Material shown start

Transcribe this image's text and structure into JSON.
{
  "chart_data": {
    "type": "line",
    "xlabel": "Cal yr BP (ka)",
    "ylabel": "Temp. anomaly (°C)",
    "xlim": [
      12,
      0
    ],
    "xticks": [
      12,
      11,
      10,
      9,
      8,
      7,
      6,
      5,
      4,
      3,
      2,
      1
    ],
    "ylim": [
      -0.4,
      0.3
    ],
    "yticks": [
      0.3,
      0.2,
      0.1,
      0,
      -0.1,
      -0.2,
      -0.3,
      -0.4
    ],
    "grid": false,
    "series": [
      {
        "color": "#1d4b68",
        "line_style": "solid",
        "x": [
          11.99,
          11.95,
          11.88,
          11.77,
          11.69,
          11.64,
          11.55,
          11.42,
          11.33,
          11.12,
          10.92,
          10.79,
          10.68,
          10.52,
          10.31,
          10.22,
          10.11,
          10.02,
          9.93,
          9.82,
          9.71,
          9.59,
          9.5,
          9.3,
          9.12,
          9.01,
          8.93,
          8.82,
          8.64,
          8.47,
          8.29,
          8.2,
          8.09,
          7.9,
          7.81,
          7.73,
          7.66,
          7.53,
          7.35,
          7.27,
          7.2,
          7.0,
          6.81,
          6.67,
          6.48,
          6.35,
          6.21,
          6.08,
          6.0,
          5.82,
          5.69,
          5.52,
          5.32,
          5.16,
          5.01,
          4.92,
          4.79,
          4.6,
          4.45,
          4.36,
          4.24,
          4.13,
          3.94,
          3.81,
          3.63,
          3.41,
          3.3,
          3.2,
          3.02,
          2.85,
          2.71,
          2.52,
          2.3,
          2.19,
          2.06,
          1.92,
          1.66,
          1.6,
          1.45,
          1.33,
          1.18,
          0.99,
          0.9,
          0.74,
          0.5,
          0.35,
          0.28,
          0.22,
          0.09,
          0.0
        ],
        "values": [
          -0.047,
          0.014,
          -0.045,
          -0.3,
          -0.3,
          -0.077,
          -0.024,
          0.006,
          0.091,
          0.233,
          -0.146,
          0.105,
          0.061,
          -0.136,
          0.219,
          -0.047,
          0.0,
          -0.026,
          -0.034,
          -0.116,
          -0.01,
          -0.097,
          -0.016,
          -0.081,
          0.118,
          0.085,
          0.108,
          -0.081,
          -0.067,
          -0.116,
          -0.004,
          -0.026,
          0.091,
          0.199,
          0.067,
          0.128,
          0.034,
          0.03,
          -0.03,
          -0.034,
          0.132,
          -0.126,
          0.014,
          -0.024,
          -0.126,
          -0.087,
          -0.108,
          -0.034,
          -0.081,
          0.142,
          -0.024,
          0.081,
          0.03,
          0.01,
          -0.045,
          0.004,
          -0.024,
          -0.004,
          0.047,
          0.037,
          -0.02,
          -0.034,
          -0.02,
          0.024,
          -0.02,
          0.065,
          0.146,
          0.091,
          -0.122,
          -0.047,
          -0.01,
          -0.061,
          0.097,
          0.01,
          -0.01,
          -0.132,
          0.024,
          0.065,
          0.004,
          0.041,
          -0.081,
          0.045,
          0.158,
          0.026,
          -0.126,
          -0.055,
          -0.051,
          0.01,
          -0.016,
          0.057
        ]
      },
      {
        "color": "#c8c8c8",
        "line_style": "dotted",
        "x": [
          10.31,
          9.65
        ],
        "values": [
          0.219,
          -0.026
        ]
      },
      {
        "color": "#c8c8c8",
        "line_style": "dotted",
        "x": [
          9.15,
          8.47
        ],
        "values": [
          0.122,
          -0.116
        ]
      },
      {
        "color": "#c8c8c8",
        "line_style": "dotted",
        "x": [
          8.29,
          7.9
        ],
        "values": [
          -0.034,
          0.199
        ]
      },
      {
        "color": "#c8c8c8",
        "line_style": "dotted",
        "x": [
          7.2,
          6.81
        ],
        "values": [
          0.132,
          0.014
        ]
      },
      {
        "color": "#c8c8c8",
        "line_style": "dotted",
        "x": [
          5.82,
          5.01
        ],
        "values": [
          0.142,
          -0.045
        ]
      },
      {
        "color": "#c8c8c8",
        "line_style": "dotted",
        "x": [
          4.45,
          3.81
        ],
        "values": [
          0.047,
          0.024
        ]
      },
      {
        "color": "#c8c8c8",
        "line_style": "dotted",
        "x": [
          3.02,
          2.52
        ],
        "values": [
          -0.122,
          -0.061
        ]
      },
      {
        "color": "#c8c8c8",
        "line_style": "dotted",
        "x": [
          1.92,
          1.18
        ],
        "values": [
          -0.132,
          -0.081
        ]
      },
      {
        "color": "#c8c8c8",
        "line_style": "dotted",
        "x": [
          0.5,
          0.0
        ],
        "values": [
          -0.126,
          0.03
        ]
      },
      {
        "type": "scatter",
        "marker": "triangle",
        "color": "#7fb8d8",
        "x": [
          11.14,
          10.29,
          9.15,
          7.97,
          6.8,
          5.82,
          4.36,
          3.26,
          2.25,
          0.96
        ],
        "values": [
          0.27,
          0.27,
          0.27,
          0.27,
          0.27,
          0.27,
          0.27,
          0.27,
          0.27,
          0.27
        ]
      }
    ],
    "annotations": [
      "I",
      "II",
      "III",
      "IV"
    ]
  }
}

Material shown end

Directions
Output the records verbatim, from the first line to the last.

Right answer
Transcribe this image's text and structure into JSON.
{
  "chart_data": {
    "type": "line",
    "xlabel": "Cal yr BP (ka)",
    "ylabel": "Temp. anomaly (°C)",
    "xlim": [
      12,
      0
    ],
    "xticks": [
      12,
      11,
      10,
      9,
      8,
      7,
      6,
      5,
      4,
      3,
      2,
      1
    ],
    "ylim": [
      -0.4,
      0.3
    ],
    "yticks": [
      0.3,
      0.2,
      0.1,
      0,
      -0.1,
      -0.2,
      -0.3,
      -0.4
    ],
    "grid": false,
    "series": [
      {
        "color": "#1d4b68",
        "line_style": "solid",
        "x": [
          11.99,
          11.95,
          11.88,
          11.77,
          11.69,
          11.64,
          11.55,
          11.42,
          11.33,
          11.12,
          10.92,
          10.79,
          10.68,
          10.52,
          10.31,
          10.22,
          10.11,
          10.02,
          9.93,
          9.82,
          9.71,
          9.59,
          9.5,
          9.3,
          9.12,
          9.01,
          8.93,
          8.82,
          8.64,
          8.47,
          8.29,
          8.2,
          8.09,
          7.9,
          7.81,
          7.73,
          7.66,
          7.53,
          7.35,
          7.27,
          7.2,
          7.0,
          6.81,
          6.67,
          6.48,
          6.35,
          6.21,
          6.08,
          6.0,
          5.82,
          5.69,
          5.52,
          5.32,
          5.16,
          5.01,
          4.92,
          4.79,
          4.6,
          4.45,
          4.36,
          4.24,
          4.13,
          3.94,
          3.81,
          3.63,
          3.41,
          3.3,
          3.2,
          3.02,
          2.85,
          2.71,
          2.52,
          2.3,
          2.19,
          2.06,
          1.92,
          1.66,
          1.6,
          1.45,
          1.33,
          1.18,
          0.99,
          0.9,
          0.74,
          0.5,
          0.35,
          0.28,
          0.22,
          0.09,
          0.0
        ],
        "values": [
          -0.047,
          0.014,
          -0.045,
          -0.3,
          -0.3,
          -0.077,
          -0.024,
          0.006,
          0.091,
          0.233,
          -0.146,
          0.105,
          0.061,
          -0.136,
          0.219,
          -0.047,
          0.0,
          -0.026,
          -0.034,
          -0.116,
          -0.01,
          -0.097,
          -0.016,
          -0.081,
          0.118,
          0.085,
          0.108,
          -0.081,
          -0.067,
          -0.116,
          -0.004,
          -0.026,
          0.091,
          0.199,
          0.067,
          0.128,
          0.034,
          0.03,
          -0.03,
          -0.034,
          0.132,
          -0.126,
          0.014,
          -0.024,
          -0.126,
          -0.087,
          -0.108,
          -0.034,
          -0.081,
          0.142,
          -0.024,
          0.081,
          0.03,
          0.01,
          -0.045,
          0.004,
          -0.024,
          -0.004,
          0.047,
          0.037,
          -0.02,
          -0.034,
          -0.02,
          0.024,
          -0.02,
          0.065,
          0.146,
          0.091,
          -0.122,
          -0.047,
          -0.01,
          -0.061,
          0.097,
          0.01,
          -0.01,
          -0.132,
          0.024,
          0.065,
          0.004,
          0.041,
          -0.081,
          0.045,
          0.158,
          0.026,
          -0.126,
          -0.055,
          -0.051,
          0.01,
          -0.016,
          0.057
        ]
      },
      {
        "color": "#c8c8c8",
        "line_style": "dotted",
        "x": [
          10.31,
          9.65
        ],
        "values": [
          0.219,
          -0.026
        ]
      },
      {
        "color": "#c8c8c8",
        "line_style": "dotted",
        "x": [
          9.15,
          8.47
        ],
        "values": [
          0.122,
          -0.116
        ]
      },
      {
        "color": "#c8c8c8",
        "line_style": "dotted",
        "x": [
          8.29,
          7.9
        ],
        "values": [
          -0.034,
          0.199
        ]
      },
      {
        "color": "#c8c8c8",
        "line_style": "dotted",
        "x": [
          7.2,
          6.81
        ],
        "values": [
          0.132,
          0.014
        ]
      },
      {
        "color": "#c8c8c8",
        "line_style": "dotted",
        "x": [
          5.82,
          5.01
        ],
        "values": [
          0.142,
          -0.045
        ]
      },
      {
        "color": "#c8c8c8",
        "line_style": "dotted",
        "x": [
          4.45,
          3.81
        ],
        "values": [
          0.047,
          0.024
        ]
      },
      {
        "color": "#c8c8c8",
        "line_style": "dotted",
        "x": [
          3.02,
          2.52
        ],
        "values": [
          -0.122,
          -0.061
        ]
      },
      {
        "color": "#c8c8c8",
        "line_style": "dotted",
        "x": [
          1.92,
          1.18
        ],
        "values": [
          -0.132,
          -0.081
        ]
      },
      {
        "color": "#c8c8c8",
        "line_style": "dotted",
        "x": [
          0.5,
          0.0
        ],
        "values": [
          -0.126,
          0.03
        ]
      },
      {
        "type": "scatter",
        "marker": "triangle",
        "color": "#7fb8d8",
        "x": [
          11.14,
          10.29,
          9.15,
          7.97,
          6.8,
          5.82,
          4.36,
          3.26,
          2.25,
          0.96
        ],
        "values": [
          0.27,
          0.27,
          0.27,
          0.27,
          0.27,
          0.27,
          0.27,
          0.27,
          0.27,
          0.27
        ]
      }
    ],
    "annotations": [
      "I",
      "II",
      "III",
      "IV"
    ]
  }
}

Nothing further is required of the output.